## Work order A
From the text on the Yellow-crowned Gonolek, set down the passage starting with "Yellow-crowned Gonolek, The" and going on through "be, ‘it’s a Gonolek’." word for word.
## Work order B
In the text on the Yellow-crowned Gonolek, how long are the eggs incubated, and by which birds?

## Selected excerpt
################

Yellow-crowned Gonolek

The Yellow-crowned Gonolek, Laniarius barbarus, is a beautiful bird species that belongs to the family of bush-shrikes. It is widely distributed throughout sub-Saharan Africa, and it is particularly common in savannah areas with scattered trees and bushes. Having said that…

Yellow-crowned Gonolek, The Gambia

On my first visit to West Africa, people talked about how nice the Yellow-crowned Gonolek was…and how common. During two weeks I didn’t see a single one. Heard them every now and then as their call is very distinctive.

On my second visit, I always arrived just too late. Sometimes the bird had been perched, or running around, for ages…until I got there. I heard it constantly, from dawn till dusk. Then, suddenly, after about ten days, I got to see it!

Thereafter, which is invariably typical, I came across them everywhere. Absolutely everywhere. I would look into dense undergrowth after hear rustling and my predominant exclamation would be, ‘it’s a Gonolek’.

The Yellow-crowned Gonolek is a striking bird with bright yellow underparts and a black head, back, and wings. The crown of the male bird is yellow, while the female has a brown crown. It grows to a length of around 22cm with a long tail and relatively short wings. The bird has a distinctive call that is loud, melodious, and repetitive, and it is often described as a “wheep-wheep-wheep” sound.

Yellow-crowned Gonolek, West Africa

This bird species is mainly insectivorous, feeding on insects such as grasshoppers, beetles, and caterpillars. They also feed on small reptiles and occasionally small birds. They are active and agile hunters, and they can be seen darting from branch to branch in search of prey.

The Yellow-crowned Gonolek is a monogamous bird species, and both male and female birds participate in nest building. The nest is typically constructed in a thorny bush, and it is made up of twigs, grass, and other plant material. The female bird lays between 2 to 4 eggs, which are incubated for about two weeks by both parents.

Yellow-crowned Gonolek

This bird species is not considered endangered, and it is common in many parts of sub-Saharan Africa. They are adaptable birds that can thrive in a range of habitats, including farmland, scrubland, and open woodland. However, like many other bird species, the Yellow-crowned Gonolek is threatened by habitat loss, hunting, and other human activities that negatively impact their habitat.

################

## Recorded data
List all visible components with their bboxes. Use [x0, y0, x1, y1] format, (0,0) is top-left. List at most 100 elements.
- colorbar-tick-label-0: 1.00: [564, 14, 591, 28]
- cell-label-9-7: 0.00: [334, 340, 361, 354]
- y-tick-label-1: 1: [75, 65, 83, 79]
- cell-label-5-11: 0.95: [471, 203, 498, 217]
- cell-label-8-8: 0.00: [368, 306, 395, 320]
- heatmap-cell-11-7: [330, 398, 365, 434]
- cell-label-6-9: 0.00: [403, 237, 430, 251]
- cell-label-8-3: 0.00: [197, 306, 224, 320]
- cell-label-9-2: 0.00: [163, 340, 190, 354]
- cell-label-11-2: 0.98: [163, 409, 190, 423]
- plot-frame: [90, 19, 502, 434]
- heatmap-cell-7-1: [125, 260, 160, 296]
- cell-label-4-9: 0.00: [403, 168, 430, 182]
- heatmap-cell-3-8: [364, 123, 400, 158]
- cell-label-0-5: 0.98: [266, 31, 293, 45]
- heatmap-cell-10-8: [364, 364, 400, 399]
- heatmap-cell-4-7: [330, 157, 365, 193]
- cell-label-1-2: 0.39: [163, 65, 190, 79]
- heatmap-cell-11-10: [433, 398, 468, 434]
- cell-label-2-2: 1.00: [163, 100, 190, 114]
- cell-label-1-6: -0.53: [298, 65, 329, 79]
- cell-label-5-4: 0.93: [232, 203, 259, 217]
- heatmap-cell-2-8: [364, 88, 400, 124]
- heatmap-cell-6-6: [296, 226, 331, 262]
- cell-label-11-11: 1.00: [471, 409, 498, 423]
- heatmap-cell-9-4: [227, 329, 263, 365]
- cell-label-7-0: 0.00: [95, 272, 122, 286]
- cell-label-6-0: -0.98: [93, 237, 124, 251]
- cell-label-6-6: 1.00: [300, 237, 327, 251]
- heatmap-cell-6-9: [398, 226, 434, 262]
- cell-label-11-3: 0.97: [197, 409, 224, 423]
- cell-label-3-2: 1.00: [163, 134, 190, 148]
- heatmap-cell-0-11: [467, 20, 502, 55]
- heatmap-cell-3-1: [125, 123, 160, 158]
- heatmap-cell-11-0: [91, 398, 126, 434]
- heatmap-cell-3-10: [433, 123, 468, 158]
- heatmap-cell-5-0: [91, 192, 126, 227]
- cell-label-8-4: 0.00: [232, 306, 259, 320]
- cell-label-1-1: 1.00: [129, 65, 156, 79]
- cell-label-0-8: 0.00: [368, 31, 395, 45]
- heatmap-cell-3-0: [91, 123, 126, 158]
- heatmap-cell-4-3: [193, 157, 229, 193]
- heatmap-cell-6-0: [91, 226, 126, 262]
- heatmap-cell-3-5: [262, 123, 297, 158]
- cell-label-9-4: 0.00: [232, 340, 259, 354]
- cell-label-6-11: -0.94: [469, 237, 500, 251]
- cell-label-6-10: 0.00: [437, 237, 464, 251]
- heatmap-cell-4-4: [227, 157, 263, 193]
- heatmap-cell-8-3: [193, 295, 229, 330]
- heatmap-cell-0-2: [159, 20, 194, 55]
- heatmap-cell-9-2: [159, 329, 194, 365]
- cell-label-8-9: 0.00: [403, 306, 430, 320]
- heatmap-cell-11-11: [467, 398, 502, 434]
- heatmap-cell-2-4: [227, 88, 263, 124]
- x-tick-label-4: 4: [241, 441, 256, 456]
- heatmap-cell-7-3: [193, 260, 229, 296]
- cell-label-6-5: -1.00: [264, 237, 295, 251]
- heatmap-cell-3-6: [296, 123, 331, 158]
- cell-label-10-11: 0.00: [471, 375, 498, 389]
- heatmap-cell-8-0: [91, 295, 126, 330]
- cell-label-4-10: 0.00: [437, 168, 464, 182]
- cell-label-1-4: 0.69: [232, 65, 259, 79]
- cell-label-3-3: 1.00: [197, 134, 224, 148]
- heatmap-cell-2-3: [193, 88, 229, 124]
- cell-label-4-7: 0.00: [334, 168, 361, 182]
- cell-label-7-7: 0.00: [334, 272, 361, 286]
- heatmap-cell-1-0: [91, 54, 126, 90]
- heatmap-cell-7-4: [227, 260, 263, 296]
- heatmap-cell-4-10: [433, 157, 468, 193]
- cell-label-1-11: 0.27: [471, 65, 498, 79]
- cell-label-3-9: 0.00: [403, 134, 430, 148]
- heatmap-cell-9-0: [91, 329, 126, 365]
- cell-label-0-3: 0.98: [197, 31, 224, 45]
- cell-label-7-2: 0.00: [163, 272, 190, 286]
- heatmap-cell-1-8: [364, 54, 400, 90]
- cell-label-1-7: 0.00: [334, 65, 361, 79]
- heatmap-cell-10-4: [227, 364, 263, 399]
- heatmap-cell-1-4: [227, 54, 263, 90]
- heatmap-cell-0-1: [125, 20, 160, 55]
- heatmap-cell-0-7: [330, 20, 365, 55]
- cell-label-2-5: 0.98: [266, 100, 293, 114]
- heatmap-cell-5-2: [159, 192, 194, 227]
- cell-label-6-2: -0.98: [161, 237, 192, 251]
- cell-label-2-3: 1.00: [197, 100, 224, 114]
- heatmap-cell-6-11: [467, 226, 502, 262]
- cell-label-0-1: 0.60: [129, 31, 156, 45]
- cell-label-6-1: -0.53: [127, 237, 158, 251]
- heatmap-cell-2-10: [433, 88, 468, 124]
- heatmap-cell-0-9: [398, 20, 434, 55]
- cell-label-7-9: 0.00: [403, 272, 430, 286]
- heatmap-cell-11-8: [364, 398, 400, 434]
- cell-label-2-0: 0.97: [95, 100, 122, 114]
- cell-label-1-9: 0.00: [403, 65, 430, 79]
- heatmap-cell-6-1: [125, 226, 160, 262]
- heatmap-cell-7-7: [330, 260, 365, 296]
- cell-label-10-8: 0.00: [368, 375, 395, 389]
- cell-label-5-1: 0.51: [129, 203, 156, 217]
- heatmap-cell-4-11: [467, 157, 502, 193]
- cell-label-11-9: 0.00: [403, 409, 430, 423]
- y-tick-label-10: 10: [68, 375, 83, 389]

################

## Exercise solution A
Yellow-crowned Gonolek, The Gambia

On my first visit to West Africa, people talked about how nice the Yellow-crowned Gonolek was…and how common. During two weeks I didn’t see a single one. Heard them every now and then as their call is very distinctive.

On my second visit, I always arrived just too late. Sometimes the bird had been perched, or running around, for ages…until I got there. I heard it constantly, from dawn till dusk. Then, suddenly, after about ten days, I got to see it!

Thereafter, which is invariably typical, I came across them everywhere. Absolutely everywhere. I would look into dense undergrowth after hear rustling and my predominant exclamation would be, ‘it’s a Gonolek’.

## Exercise solution B
About two weeks, by both parents.